▶ _What this task involves_
Copy every line from the records below that holds the word "Curuçá".

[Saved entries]
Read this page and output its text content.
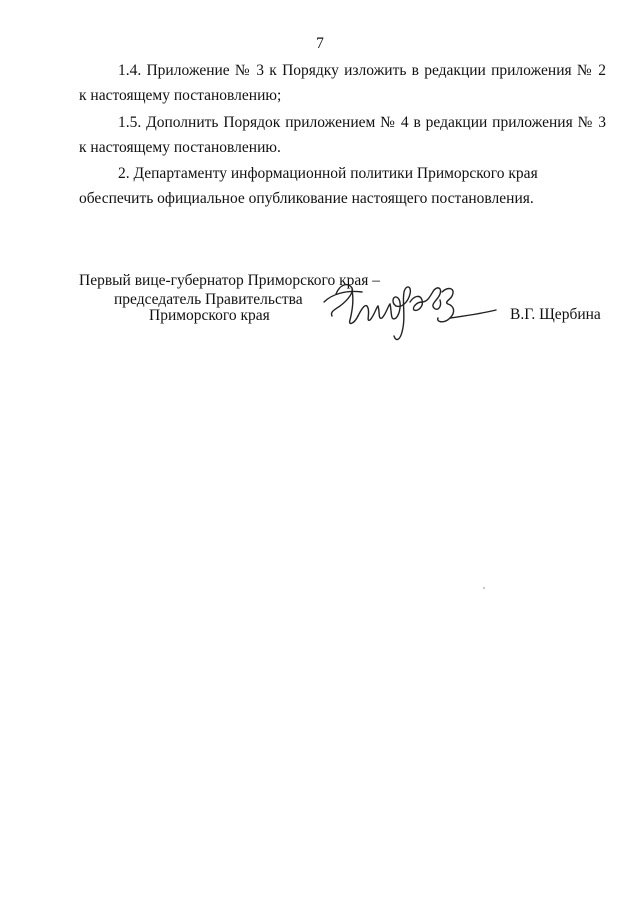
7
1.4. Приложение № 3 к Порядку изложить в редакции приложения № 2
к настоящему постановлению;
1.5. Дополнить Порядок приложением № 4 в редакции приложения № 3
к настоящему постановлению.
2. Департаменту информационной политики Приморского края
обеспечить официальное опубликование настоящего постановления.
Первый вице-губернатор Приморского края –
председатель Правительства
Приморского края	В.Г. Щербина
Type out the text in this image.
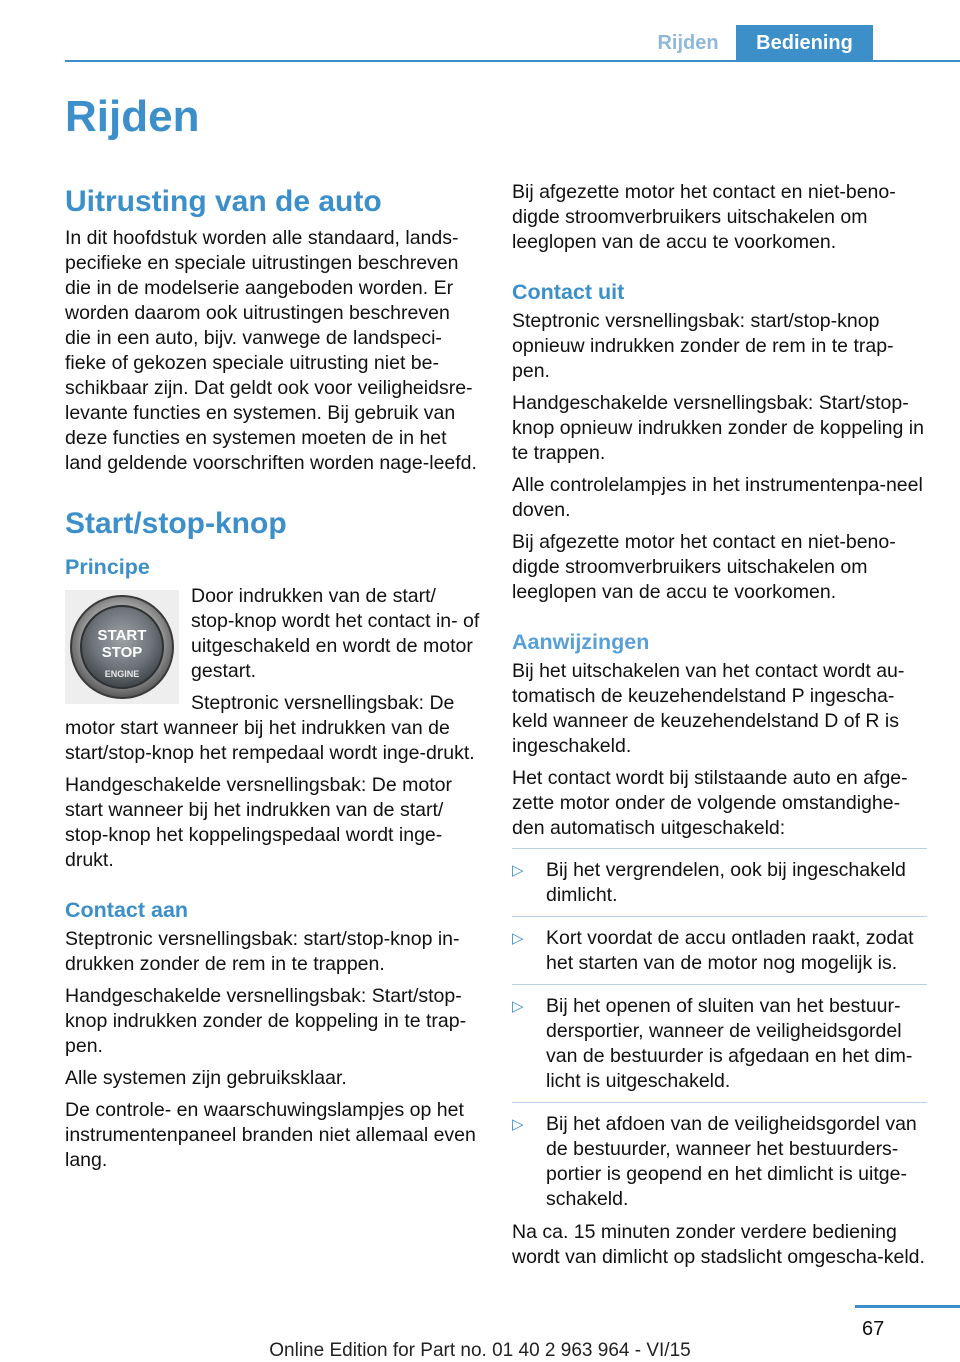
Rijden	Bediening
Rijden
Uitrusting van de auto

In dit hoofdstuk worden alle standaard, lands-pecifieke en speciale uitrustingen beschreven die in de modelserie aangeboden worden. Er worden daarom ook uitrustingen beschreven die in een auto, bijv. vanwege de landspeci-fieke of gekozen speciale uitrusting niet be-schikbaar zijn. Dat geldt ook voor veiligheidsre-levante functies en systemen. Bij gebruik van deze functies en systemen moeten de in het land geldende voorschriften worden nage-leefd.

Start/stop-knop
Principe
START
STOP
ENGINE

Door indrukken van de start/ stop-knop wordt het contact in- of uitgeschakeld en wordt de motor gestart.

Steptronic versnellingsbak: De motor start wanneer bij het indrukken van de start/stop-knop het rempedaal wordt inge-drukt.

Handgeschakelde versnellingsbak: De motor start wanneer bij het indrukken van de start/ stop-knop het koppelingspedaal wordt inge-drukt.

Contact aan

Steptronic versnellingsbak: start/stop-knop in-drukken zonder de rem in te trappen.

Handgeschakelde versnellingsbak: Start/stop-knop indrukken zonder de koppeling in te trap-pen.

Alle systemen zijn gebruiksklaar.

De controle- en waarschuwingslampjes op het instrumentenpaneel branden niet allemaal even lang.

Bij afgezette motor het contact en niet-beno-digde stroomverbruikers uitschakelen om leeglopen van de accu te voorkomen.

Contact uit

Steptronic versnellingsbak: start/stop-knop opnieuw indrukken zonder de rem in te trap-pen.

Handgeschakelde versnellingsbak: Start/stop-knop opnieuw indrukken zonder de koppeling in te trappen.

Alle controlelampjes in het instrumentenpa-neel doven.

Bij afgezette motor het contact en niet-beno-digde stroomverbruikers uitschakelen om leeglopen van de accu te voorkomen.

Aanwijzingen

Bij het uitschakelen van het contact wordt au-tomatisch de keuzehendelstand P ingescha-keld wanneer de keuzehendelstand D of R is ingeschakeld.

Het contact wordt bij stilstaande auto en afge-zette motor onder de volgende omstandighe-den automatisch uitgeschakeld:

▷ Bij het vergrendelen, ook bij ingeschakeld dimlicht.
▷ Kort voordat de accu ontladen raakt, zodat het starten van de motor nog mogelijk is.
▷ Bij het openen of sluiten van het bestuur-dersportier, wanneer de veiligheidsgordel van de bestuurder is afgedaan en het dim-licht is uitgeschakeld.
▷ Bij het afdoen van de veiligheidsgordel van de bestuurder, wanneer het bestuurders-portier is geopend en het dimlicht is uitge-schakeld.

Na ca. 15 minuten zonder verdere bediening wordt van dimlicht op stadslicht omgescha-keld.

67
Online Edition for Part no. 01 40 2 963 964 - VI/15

--

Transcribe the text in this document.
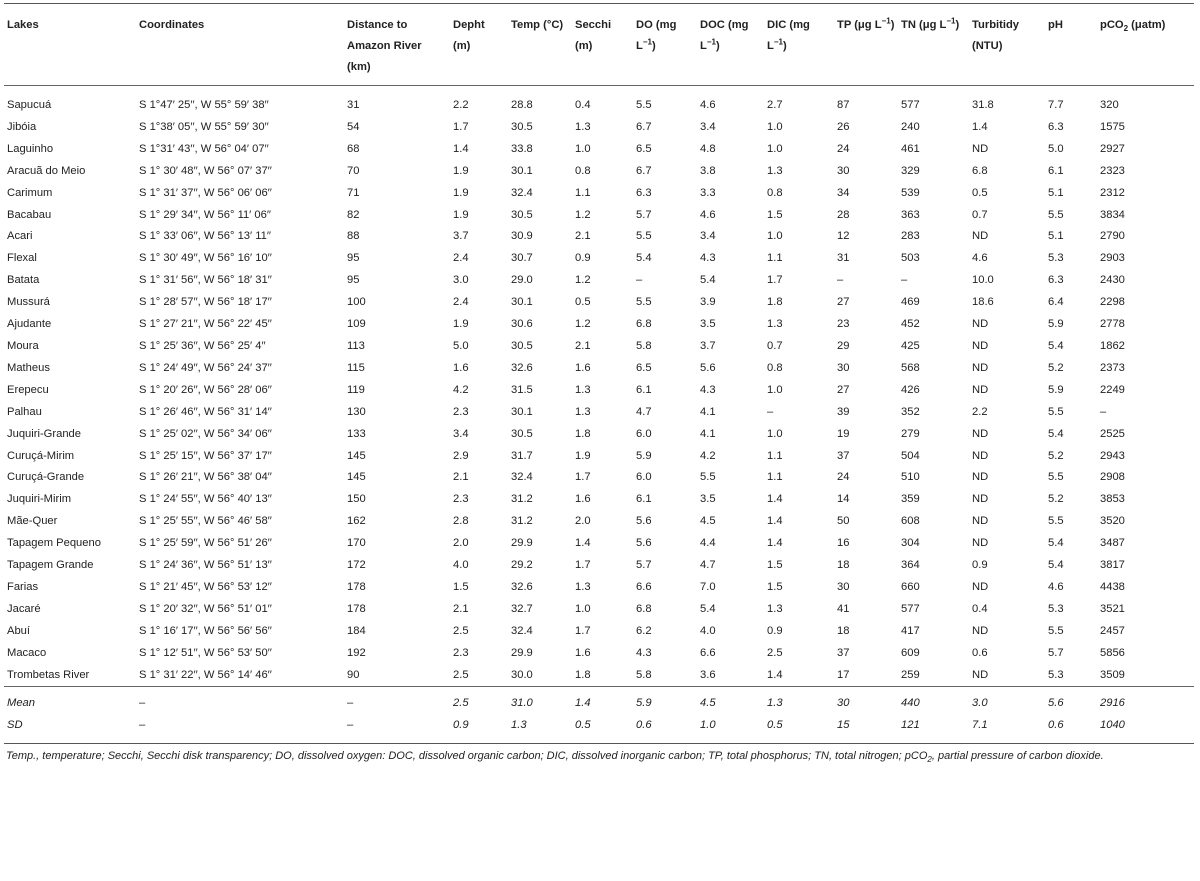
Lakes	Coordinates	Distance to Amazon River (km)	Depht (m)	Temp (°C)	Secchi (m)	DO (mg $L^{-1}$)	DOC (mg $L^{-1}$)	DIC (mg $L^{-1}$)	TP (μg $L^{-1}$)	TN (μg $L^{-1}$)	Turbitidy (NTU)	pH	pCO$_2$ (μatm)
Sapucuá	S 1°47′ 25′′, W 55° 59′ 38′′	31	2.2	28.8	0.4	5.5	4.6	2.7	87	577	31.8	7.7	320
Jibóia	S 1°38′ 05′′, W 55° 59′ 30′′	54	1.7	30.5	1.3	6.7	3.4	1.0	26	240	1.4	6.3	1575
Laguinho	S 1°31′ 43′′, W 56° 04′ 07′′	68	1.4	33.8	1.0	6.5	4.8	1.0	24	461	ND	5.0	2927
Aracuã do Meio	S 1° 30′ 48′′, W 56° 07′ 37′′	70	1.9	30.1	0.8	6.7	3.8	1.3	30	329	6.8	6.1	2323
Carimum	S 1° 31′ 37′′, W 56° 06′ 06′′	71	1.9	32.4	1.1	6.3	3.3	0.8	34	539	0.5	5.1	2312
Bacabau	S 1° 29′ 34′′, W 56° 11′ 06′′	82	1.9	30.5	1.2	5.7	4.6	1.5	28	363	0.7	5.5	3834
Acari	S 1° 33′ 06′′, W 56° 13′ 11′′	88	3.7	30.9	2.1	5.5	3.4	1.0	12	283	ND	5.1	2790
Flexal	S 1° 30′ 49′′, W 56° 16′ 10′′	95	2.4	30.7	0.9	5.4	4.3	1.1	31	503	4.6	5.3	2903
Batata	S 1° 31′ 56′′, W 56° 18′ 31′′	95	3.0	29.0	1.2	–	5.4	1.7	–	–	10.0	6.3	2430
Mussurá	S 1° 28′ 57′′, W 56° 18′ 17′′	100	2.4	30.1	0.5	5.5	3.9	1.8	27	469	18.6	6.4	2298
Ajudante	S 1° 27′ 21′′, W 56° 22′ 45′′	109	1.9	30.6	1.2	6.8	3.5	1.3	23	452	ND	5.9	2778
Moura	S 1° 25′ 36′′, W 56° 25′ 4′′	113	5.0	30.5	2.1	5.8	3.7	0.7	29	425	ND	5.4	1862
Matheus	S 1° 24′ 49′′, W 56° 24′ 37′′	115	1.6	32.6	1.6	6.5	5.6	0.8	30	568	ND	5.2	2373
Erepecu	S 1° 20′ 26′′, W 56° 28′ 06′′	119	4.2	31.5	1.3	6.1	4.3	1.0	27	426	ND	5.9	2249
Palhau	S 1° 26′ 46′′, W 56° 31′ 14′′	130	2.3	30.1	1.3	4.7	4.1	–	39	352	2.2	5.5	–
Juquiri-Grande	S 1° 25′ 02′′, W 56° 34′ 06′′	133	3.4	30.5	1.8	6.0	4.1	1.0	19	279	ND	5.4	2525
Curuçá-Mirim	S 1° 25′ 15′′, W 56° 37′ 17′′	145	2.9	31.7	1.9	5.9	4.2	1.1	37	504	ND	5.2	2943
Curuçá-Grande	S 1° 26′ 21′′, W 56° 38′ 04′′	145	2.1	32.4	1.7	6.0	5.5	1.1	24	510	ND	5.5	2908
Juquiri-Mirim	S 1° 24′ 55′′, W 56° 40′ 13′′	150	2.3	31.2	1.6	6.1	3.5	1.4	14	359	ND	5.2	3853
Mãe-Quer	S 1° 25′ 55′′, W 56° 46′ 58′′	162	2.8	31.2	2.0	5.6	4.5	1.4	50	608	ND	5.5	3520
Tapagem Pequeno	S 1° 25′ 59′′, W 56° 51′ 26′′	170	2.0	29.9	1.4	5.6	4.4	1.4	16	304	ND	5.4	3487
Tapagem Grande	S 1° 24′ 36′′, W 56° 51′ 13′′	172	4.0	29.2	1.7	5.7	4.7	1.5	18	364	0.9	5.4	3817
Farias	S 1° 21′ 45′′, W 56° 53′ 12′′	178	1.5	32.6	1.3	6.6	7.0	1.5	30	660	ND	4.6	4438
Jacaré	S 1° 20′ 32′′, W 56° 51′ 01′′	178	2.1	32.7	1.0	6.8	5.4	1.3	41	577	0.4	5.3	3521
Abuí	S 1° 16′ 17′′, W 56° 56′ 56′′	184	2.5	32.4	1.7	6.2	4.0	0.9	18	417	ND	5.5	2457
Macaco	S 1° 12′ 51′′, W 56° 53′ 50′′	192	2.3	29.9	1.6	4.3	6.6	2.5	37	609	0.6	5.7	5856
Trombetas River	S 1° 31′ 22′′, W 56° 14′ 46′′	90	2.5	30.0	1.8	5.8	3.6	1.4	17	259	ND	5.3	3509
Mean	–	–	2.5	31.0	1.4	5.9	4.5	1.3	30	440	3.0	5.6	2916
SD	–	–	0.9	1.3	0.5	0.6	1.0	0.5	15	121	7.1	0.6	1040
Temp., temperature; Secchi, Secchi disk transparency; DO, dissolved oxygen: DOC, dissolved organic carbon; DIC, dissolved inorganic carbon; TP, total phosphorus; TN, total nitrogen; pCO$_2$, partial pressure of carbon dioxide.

▶ _Finished exercise_
Curuçá-Mirim	S 1° 25′ 15′′, W 56° 37′ 17′′	145	2.9	31.7	1.9	5.9	4.2	1.1	37	504	ND	5.2	2943
Curuçá-Grande	S 1° 26′ 21′′, W 56° 38′ 04′′	145	2.1	32.4	1.7	6.0	5.5	1.1	24	510	ND	5.5	2908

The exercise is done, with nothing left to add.